## Challenge
Show all lines from the listing below that contain "text".

(Data entries for graphics)
◇ ◇ ◇ ◇ ◇ ◇ ◇

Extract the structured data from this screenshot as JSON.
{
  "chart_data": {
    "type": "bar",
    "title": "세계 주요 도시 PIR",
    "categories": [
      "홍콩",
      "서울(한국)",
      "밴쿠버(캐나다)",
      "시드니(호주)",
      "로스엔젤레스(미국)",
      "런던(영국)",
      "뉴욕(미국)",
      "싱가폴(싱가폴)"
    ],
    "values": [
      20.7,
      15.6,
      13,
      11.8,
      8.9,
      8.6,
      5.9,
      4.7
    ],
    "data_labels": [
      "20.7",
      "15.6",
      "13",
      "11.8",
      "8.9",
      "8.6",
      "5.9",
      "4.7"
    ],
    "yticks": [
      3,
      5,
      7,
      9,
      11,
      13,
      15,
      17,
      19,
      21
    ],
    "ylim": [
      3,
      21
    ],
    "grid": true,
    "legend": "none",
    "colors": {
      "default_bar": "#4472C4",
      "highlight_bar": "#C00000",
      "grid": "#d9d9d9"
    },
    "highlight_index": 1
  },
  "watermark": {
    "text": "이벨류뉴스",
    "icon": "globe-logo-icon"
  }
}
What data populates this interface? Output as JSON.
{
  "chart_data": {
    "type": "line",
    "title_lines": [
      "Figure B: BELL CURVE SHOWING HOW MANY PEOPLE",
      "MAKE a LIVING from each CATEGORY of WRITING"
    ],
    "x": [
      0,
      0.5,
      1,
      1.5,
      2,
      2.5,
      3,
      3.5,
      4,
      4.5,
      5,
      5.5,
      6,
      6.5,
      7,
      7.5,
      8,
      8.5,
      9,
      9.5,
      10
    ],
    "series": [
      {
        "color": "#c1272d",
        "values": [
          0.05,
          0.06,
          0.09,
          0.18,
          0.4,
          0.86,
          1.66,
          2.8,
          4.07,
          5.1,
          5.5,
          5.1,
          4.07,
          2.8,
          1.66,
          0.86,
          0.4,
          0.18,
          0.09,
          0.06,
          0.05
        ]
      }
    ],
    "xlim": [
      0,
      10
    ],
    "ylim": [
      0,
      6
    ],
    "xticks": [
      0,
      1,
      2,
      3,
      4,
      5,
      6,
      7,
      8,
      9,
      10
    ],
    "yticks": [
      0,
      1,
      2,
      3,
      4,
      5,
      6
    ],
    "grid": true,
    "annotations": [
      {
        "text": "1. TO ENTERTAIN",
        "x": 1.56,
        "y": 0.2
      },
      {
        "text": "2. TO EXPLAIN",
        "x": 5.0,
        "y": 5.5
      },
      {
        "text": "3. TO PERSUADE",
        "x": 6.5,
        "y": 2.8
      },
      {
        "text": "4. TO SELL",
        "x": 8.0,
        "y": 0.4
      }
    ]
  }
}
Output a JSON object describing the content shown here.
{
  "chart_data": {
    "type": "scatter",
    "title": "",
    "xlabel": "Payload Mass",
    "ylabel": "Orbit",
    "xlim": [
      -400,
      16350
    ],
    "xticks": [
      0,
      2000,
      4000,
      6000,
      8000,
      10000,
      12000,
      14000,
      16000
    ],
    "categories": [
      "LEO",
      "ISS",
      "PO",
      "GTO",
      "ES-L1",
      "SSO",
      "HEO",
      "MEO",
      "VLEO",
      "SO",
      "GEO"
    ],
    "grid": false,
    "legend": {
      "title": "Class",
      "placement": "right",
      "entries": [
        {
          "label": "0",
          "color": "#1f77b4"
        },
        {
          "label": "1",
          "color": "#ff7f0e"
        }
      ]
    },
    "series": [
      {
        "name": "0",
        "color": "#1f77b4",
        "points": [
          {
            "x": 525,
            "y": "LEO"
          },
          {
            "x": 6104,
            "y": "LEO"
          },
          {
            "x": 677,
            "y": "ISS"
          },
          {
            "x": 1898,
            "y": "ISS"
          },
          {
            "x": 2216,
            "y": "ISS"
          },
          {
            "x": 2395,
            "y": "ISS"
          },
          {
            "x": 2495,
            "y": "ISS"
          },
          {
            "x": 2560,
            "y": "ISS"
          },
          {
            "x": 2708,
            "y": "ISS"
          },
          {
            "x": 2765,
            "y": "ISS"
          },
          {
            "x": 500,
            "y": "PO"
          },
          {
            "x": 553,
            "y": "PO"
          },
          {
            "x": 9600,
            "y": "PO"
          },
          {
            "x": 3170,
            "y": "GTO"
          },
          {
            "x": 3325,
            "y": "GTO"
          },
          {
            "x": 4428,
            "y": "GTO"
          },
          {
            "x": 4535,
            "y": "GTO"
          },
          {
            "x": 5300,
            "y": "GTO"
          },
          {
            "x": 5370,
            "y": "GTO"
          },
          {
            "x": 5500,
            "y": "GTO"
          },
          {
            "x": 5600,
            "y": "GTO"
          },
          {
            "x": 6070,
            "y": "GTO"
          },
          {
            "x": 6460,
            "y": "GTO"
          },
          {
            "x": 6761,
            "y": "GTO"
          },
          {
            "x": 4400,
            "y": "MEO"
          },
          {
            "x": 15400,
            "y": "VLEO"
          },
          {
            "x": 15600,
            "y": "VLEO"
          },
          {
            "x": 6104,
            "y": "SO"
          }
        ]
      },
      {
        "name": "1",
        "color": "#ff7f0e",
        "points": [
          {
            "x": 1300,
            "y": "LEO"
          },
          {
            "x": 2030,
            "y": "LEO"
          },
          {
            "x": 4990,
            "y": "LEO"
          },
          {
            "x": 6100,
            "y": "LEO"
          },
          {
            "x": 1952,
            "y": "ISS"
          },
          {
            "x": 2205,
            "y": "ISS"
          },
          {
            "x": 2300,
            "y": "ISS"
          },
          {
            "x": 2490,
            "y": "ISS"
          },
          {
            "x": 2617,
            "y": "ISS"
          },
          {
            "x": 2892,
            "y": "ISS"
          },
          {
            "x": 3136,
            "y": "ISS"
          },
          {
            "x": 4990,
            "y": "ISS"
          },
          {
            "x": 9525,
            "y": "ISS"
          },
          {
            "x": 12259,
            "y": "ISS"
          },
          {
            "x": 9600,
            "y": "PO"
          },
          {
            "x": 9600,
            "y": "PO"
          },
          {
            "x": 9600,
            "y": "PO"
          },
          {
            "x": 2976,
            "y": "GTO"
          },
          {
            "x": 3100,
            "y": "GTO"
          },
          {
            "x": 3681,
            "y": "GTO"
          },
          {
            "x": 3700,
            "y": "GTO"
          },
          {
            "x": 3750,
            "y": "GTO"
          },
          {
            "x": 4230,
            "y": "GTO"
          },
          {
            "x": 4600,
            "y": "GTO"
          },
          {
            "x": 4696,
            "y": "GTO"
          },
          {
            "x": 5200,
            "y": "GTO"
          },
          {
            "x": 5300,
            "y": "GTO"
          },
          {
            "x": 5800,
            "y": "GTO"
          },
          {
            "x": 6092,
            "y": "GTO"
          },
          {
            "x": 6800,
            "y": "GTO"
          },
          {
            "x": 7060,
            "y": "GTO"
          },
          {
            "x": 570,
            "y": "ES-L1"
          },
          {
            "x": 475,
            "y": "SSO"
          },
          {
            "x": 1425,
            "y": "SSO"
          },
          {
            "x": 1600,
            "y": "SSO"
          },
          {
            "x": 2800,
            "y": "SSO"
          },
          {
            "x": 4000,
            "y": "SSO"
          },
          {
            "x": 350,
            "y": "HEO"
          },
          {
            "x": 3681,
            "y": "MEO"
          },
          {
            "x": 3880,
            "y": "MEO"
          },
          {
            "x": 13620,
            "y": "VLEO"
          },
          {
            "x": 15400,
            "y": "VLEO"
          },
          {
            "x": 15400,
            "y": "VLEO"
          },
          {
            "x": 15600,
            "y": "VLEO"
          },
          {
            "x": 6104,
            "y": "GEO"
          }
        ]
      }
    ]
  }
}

◇ ◇ ◇ ◇ ◇ ◇ ◇

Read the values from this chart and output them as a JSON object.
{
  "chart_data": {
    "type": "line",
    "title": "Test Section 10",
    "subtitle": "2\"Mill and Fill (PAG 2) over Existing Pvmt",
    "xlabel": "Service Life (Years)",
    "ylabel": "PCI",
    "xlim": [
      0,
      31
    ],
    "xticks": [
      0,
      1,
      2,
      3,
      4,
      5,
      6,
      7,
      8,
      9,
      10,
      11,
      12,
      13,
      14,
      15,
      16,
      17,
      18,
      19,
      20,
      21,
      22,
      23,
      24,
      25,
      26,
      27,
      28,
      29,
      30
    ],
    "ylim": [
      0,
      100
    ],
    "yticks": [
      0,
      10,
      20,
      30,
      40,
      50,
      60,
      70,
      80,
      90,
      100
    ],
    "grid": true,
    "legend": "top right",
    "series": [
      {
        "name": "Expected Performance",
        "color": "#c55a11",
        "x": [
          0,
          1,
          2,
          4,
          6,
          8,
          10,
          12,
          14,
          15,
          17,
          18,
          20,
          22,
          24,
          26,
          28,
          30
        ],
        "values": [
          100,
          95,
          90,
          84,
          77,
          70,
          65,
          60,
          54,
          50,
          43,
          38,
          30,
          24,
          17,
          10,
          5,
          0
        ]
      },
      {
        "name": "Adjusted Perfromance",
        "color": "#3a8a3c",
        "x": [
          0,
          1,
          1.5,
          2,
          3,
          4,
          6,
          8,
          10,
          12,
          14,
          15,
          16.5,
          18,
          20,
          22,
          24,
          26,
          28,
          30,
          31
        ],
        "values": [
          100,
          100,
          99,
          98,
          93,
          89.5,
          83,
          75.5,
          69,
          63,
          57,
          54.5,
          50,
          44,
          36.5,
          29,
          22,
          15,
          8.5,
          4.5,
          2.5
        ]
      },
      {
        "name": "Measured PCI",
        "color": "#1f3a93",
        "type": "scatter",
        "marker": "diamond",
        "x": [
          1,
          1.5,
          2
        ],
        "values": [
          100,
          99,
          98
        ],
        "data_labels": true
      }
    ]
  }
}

◇ ◇ ◇ ◇ ◇ ◇ ◇

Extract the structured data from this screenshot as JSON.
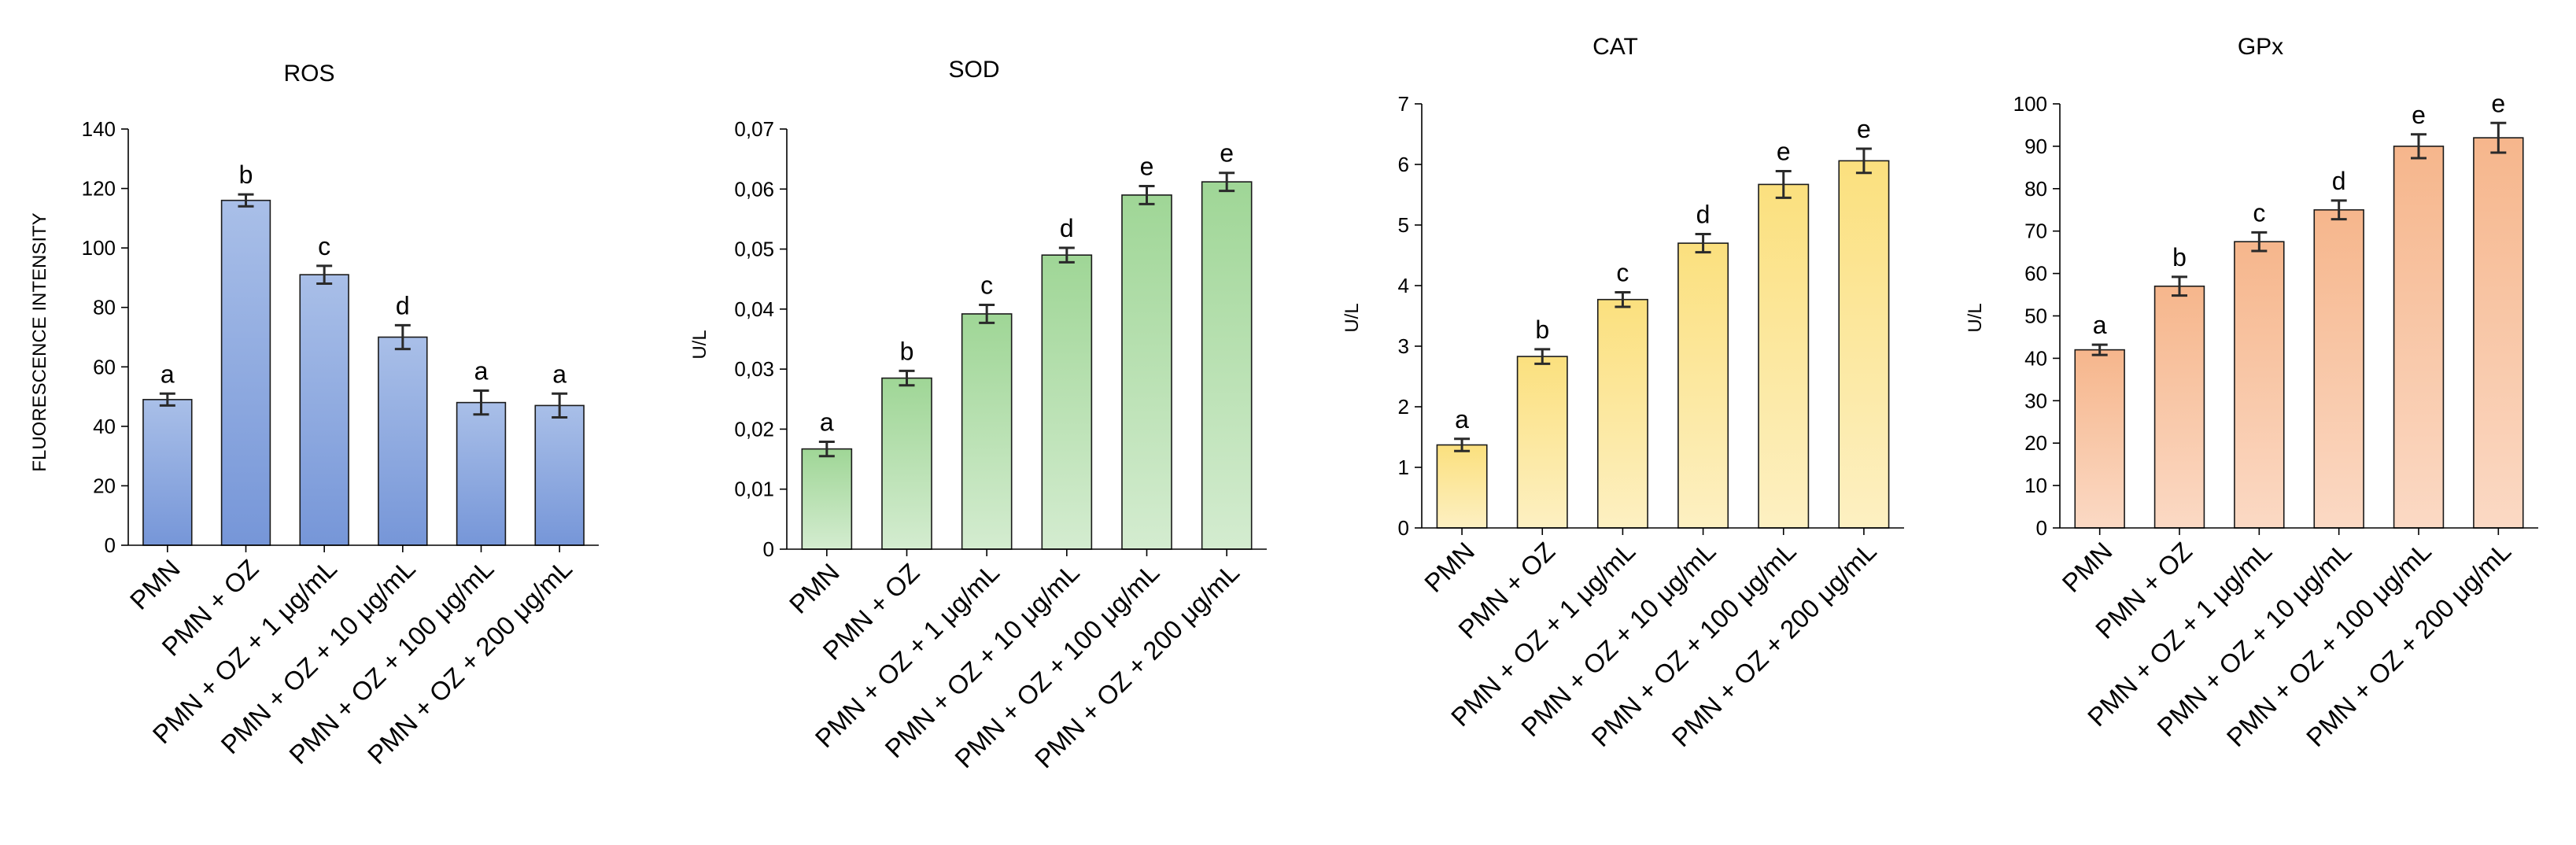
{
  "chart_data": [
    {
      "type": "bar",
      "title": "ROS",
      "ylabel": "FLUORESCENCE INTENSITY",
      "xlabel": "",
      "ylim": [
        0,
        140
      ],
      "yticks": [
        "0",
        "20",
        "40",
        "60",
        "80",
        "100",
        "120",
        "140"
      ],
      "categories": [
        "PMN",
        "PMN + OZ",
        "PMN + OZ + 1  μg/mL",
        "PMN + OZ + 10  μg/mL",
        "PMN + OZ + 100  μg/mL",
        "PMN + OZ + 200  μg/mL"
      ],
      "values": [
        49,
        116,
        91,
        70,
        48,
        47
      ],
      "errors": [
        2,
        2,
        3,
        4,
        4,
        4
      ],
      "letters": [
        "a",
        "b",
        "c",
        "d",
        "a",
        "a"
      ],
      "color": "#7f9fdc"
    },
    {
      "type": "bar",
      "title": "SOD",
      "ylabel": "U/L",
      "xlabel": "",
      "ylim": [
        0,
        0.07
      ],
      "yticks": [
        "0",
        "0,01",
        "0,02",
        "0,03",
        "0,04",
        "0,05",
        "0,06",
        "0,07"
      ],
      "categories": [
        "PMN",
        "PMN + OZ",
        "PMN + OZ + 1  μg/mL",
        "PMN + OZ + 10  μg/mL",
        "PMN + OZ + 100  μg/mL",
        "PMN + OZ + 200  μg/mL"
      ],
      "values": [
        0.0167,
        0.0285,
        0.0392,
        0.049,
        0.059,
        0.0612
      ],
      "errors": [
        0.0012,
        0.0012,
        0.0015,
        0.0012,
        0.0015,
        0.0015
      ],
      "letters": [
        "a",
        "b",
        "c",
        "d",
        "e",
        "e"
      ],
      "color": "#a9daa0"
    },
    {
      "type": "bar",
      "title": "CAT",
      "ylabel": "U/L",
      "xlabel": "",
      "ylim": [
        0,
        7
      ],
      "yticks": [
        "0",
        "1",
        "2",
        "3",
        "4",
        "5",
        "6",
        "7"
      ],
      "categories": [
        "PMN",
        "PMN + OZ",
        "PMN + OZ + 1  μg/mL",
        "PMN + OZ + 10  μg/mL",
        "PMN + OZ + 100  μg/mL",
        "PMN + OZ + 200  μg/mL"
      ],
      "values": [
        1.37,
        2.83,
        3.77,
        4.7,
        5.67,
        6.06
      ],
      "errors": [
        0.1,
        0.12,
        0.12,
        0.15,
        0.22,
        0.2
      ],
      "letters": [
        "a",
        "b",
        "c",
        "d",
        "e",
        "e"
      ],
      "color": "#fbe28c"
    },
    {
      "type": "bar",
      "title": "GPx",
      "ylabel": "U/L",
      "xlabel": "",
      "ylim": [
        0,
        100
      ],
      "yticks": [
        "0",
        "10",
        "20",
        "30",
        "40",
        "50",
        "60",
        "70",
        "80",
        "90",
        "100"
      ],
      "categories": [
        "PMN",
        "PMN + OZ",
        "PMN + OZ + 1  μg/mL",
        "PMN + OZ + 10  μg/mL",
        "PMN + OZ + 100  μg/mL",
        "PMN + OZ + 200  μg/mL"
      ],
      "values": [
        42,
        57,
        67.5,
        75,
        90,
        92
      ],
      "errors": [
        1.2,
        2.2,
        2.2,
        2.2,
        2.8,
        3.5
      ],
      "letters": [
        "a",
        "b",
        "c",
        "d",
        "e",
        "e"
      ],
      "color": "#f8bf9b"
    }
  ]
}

◇ ◇ ◇ ◇ ◇ ◇ ◇

## Answer
    "text": "이벨류뉴스",
        "text": "1. TO ENTERTAIN",
        "text": "2. TO EXPLAIN",
        "text": "3. TO PERSUADE",
        "text": "4. TO SELL",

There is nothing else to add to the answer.